# taz.de -- Die Wahrheit: Stillleben mit Damen
       
       > Stillen in der Öffentlichkeit? Der Eigenmilchimbiss wird im Kontext
       > kultureller Konflikte konträr diskutiert. Ein Blick auf die Tatsachen.
       
 (IMG) Bild: Kann ein Nachtstillgebot hier helfen?
       
       Soll man, darf man, muss man es tun: Stillen in der Öffentlichkeit? Das ist
       nicht nur die Knobelfrage für den Ethikrat, sondern auch ein herrliches
       Thema, um Partys in kurzer Zeit garantiert aus dem Ruder laufen zu lassen.
       
       In England gab’s am Wochenende Proteste stillender Mütter, nachdem dort ein
       Passant eine Frau, die ihr Baby stillte, fotografiert und beschimpft hatte.
       In den Nachrichten konnte man sehen, wie sich darauf hin eine Ansammlung
       von etwa zwanzig Ladys vor einer Hauswand auf die Straße pflanzte, die
       Brüste entblößte und offensiv den Nachwuchs stillte.
       
       Dieses Gruppenstillleben mit Damen wirkte nicht unkomisch, und man hätte
       sich gewünscht, dass die Gegenpartei – der das Stillen in der
       Öffentlichkeit ablehnende Personenkreis – auch gekommen wäre, um sich
       direkt gegenüber aufzubauen und dann angewidert die Augen zuzuhalten.

——

ARBEITSAUFTRAG A
Schreiben Sie aus dem Textauszug den Abschnitt ab, der mit „# taz.de -- Die“ beginnt und bis einschließlich „und beschimpft hatte.“ weitergeht.
ARBEITSAUFTRAG B
Stimmen die folgenden Aussagen mit dem Textauszug überein? Antworten Sie jeweils mit Ja oder Nein und zitieren Sie die entscheidenden Worte. (i) Die Proteste in England fanden am Wochenende statt. (ii) An der Aktion vor der Hauswand beteiligten sich etwa fünfzig Frauen. (iii) Der Passant hatte die stillende Frau fotografiert.
ARBEITSAUFTRAG C
Erklären Sie anhand des Textauszugs, was den Protesten stillender Mütter in England vorausgegangen war.

——

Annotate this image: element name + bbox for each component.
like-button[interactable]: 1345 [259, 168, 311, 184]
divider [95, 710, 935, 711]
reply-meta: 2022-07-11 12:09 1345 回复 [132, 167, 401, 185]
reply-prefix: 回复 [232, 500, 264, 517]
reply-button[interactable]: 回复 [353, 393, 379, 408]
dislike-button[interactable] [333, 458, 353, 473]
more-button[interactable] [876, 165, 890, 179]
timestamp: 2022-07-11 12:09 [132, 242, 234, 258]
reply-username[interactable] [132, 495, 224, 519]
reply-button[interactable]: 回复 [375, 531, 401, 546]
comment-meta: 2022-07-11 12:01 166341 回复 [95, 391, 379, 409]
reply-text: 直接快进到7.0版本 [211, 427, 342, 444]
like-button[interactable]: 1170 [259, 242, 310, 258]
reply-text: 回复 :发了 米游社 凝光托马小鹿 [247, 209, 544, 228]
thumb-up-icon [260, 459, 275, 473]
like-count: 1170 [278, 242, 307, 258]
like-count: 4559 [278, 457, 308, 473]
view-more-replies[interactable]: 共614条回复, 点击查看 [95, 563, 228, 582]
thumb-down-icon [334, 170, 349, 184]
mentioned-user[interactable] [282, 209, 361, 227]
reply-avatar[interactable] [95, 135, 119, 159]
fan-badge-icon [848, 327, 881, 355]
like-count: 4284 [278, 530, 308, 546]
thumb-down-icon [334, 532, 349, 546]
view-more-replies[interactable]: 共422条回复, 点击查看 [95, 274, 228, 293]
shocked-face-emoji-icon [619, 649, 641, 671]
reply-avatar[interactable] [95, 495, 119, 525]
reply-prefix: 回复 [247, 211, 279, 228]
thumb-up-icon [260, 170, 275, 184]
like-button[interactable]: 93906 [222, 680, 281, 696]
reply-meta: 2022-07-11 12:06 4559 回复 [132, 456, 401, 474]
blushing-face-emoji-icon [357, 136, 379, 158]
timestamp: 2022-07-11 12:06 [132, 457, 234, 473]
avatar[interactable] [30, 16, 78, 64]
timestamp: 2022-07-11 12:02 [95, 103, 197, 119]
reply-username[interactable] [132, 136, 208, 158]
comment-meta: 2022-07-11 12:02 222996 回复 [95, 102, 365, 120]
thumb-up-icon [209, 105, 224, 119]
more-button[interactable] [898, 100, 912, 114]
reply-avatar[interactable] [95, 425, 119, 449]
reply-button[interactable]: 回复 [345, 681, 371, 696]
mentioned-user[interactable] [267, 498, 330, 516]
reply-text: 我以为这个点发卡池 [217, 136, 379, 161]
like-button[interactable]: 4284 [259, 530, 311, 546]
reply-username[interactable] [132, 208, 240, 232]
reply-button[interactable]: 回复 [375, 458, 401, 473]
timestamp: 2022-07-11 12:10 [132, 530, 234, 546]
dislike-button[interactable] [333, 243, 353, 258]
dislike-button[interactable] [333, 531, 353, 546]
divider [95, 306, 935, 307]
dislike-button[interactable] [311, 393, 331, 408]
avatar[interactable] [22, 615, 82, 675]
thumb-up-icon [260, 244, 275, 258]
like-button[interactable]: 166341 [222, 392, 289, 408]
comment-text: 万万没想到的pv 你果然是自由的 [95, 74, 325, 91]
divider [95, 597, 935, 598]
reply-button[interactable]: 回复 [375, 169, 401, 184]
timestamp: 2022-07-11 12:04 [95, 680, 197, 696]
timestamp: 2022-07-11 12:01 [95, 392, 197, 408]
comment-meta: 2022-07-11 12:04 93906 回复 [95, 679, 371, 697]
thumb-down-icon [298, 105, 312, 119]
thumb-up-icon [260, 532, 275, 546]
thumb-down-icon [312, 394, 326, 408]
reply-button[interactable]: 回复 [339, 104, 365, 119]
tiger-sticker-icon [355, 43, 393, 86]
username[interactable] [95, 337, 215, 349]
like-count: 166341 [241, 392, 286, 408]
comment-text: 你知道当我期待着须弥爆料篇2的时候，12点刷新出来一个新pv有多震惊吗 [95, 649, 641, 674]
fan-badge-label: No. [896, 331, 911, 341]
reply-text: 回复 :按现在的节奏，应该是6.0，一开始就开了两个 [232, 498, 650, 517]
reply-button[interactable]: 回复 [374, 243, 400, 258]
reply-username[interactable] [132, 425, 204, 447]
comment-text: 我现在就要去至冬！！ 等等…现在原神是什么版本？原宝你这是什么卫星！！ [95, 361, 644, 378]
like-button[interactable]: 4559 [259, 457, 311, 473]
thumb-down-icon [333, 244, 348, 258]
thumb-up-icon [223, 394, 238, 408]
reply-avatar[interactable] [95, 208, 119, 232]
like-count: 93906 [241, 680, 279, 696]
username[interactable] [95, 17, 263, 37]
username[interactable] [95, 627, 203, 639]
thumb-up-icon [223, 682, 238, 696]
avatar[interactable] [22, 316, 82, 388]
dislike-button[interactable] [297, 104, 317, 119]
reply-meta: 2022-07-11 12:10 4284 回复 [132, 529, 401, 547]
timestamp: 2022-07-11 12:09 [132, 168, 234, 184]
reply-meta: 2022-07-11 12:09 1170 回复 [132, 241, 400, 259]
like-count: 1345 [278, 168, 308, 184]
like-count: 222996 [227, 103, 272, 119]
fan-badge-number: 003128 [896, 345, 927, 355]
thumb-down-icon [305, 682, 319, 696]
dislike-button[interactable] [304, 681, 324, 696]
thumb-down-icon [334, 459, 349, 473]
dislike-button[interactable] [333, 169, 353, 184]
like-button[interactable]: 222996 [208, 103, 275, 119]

——

LÖSUNG A
# taz.de -- Die Wahrheit: Stillleben mit Damen
       
       > Stillen in der Öffentlichkeit? Der Eigenmilchimbiss wird im Kontext
       > kultureller Konflikte konträr diskutiert. Ein Blick auf die Tatsachen.
       
 (IMG) Bild: Kann ein Nachtstillgebot hier helfen?
       
       Soll man, darf man, muss man es tun: Stillen in der Öffentlichkeit? Das ist
       nicht nur die Knobelfrage für den Ethikrat, sondern auch ein herrliches
       Thema, um Partys in kurzer Zeit garantiert aus dem Ruder laufen zu lassen.
       
       In England gab’s am Wochenende Proteste stillender Mütter, nachdem dort ein
       Passant eine Frau, die ihr Baby stillte, fotografiert und beschimpft hatte.

LÖSUNG B
(i) Ja: „In England gab’s am Wochenende Proteste stillender Mütter“
(ii) Nein: „eine Ansammlung von etwa zwanzig Ladys“
(iii) Ja: „ein Passant eine Frau, die ihr Baby stillte, fotografiert und beschimpft hatte“

LÖSUNG C
Vorausgegangen war ein Vorfall, bei dem ein Passant eine Frau fotografiert und beschimpft hatte, während sie ihr Baby stillte. Daraufhin stillten etwa zwanzig Frauen vor einer Hauswand auf der Straße demonstrativ ihren Nachwuchs.